For each line that holds "表述错误", copy the line out.
--- BEGIN ---
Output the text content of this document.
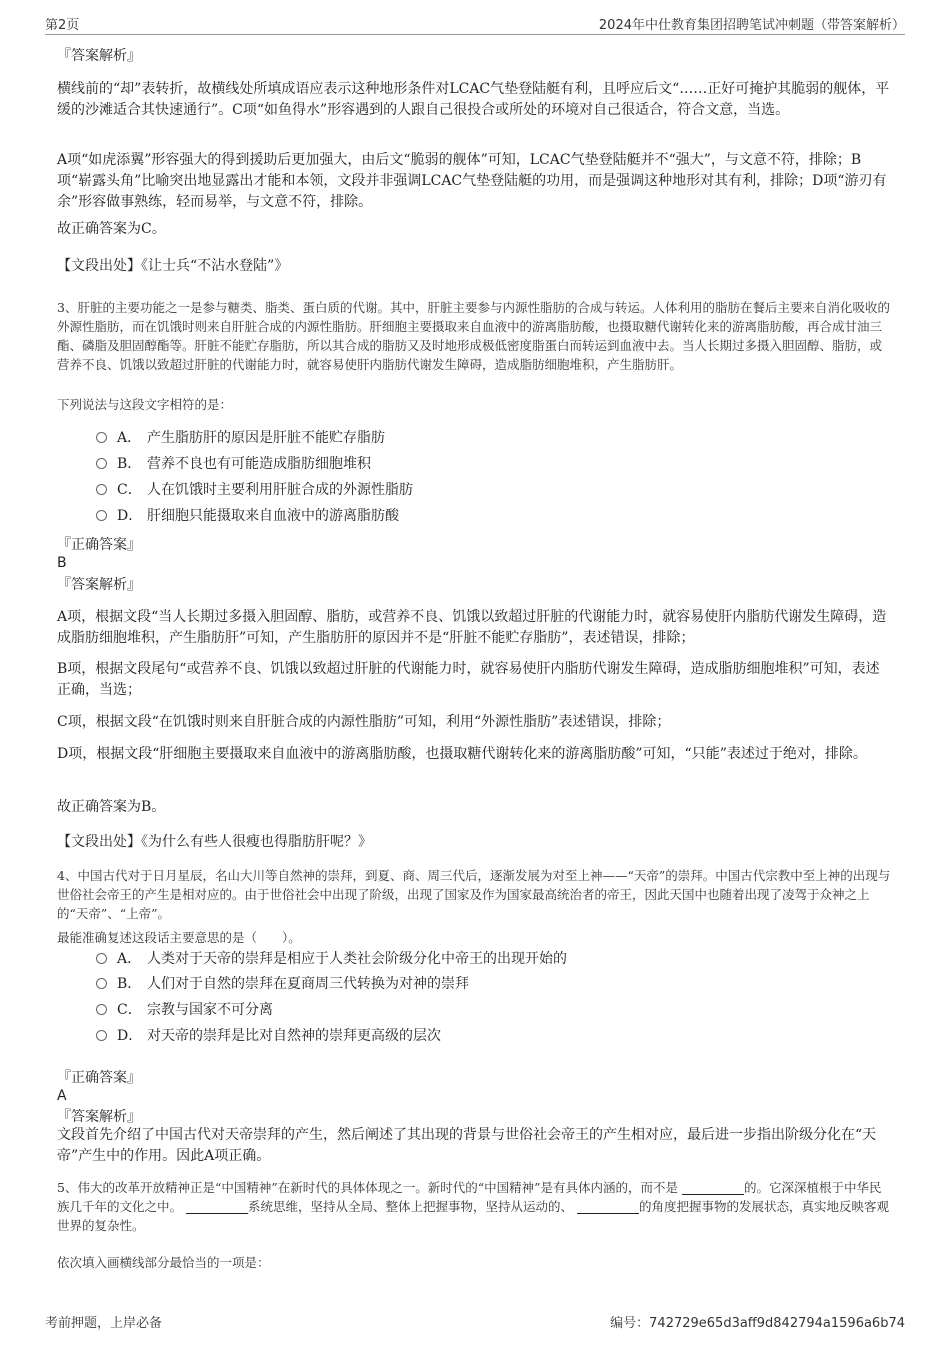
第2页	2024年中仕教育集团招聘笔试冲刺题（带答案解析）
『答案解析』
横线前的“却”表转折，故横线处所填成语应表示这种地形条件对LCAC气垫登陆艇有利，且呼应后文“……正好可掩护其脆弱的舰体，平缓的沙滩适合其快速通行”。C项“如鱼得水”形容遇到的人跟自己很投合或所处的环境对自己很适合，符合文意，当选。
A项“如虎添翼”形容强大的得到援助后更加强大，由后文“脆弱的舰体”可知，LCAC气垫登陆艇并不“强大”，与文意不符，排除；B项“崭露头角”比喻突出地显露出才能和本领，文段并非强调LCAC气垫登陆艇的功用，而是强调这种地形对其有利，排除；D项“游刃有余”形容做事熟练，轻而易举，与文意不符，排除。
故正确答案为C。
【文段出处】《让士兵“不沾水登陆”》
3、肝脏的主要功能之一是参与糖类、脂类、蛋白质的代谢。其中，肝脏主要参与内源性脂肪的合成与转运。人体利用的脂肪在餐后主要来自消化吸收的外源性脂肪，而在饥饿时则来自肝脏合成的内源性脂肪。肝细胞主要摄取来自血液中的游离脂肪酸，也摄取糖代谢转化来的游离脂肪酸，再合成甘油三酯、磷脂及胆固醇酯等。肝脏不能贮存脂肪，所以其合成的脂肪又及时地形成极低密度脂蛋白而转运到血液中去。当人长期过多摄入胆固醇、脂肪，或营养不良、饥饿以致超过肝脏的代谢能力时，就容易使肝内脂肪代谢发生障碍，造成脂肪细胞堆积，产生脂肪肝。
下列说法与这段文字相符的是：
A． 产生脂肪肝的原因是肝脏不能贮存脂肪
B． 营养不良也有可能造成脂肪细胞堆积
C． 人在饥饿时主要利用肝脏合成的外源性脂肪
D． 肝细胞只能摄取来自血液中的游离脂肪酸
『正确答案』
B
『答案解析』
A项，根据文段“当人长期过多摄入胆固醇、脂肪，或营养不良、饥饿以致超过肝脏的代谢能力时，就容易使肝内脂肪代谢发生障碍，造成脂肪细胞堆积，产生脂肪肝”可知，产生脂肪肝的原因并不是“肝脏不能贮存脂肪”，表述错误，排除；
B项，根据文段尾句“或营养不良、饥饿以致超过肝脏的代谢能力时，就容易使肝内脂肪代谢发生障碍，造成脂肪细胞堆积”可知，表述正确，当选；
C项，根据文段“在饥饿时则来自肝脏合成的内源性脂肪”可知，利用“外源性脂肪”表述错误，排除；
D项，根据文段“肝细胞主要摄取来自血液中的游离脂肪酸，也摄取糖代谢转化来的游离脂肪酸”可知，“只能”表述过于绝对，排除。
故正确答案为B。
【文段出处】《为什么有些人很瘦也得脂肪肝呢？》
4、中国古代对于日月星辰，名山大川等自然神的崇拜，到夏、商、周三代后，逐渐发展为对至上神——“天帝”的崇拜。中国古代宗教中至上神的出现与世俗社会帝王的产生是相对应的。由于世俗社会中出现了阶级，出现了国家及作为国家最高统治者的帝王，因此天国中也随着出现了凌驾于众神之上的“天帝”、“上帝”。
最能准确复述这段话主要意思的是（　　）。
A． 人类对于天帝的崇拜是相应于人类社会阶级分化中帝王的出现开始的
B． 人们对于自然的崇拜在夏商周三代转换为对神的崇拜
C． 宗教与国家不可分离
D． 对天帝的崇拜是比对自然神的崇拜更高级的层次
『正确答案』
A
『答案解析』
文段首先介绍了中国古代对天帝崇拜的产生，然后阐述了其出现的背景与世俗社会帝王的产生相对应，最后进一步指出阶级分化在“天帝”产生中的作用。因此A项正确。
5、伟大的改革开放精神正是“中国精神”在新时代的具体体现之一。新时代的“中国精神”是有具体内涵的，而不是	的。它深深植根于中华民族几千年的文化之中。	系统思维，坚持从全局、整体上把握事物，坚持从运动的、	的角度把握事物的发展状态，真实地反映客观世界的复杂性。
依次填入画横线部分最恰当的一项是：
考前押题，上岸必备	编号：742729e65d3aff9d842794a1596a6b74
--- END ---
--- BEGIN ---
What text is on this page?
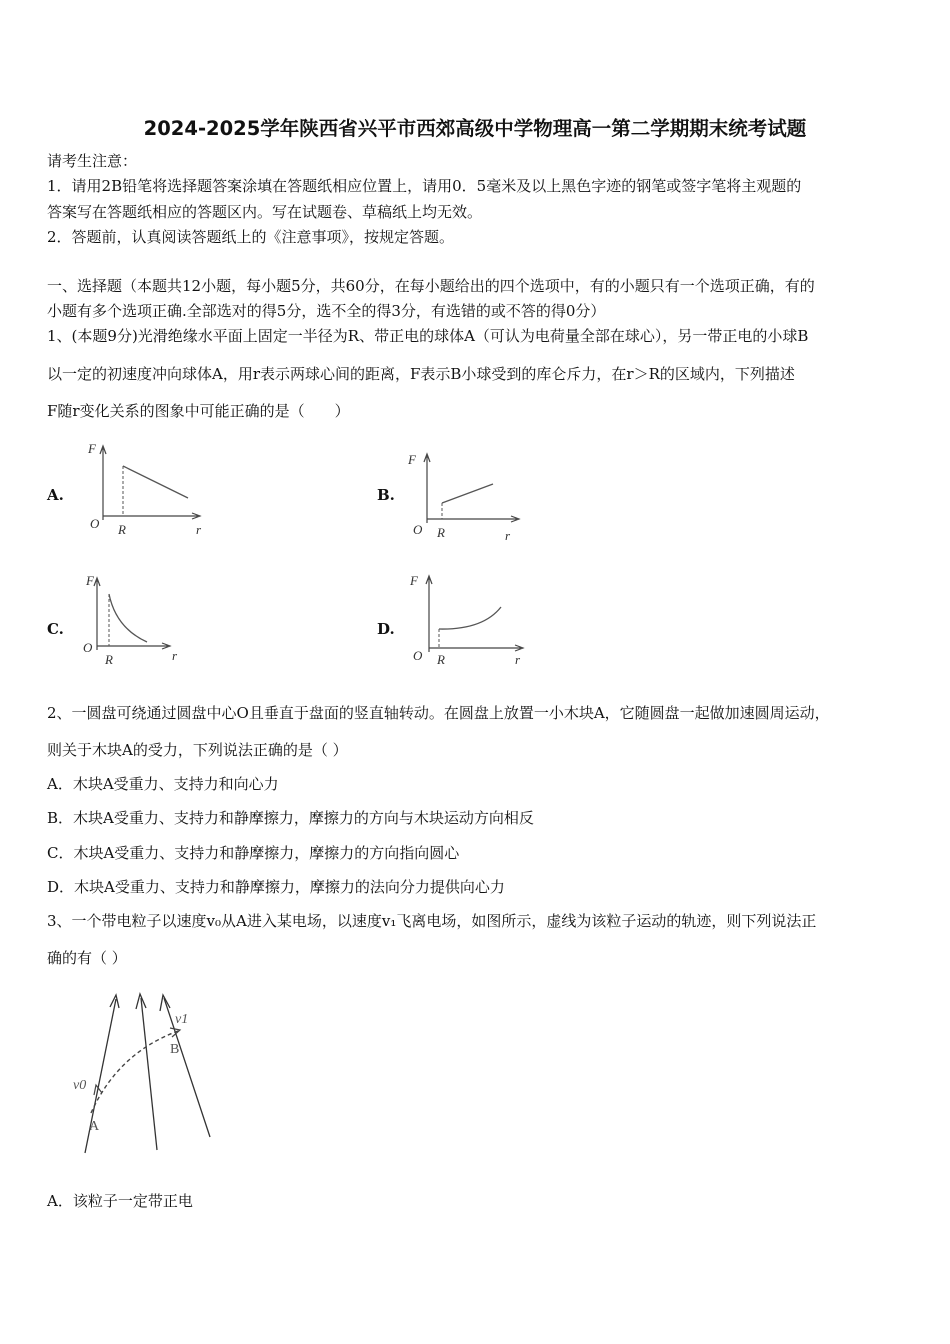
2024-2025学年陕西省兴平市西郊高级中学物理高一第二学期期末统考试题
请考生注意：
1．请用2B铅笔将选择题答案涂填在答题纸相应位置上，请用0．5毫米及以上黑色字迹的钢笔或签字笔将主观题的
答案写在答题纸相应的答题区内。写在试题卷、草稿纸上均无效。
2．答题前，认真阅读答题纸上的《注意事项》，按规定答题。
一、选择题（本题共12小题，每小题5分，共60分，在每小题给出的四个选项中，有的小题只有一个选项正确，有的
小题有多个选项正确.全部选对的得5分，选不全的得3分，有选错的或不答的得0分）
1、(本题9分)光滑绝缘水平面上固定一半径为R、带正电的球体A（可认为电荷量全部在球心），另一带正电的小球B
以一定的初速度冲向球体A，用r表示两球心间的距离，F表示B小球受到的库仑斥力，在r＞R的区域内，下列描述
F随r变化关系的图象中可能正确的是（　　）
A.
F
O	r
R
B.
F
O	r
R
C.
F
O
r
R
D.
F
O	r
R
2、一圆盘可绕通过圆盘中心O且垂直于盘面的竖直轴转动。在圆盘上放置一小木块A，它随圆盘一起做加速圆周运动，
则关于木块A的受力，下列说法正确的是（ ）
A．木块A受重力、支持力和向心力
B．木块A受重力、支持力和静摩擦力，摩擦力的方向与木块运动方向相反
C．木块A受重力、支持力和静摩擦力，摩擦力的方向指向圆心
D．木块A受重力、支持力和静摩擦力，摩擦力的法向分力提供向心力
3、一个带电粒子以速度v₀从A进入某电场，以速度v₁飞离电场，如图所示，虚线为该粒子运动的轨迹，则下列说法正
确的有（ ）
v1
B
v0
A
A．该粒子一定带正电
--- END ---
- FULL RESPONSE -
A项，根据文段“当人长期过多摄入胆固醇、脂肪，或营养不良、饥饿以致超过肝脏的代谢能力时，就容易使肝内脂肪代谢发生障碍，造成脂肪细胞堆积，产生脂肪肝”可知，产生脂肪肝的原因并不是“肝脏不能贮存脂肪”，表述错误，排除；
C项，根据文段“在饥饿时则来自肝脏合成的内源性脂肪”可知，利用“外源性脂肪”表述错误，排除；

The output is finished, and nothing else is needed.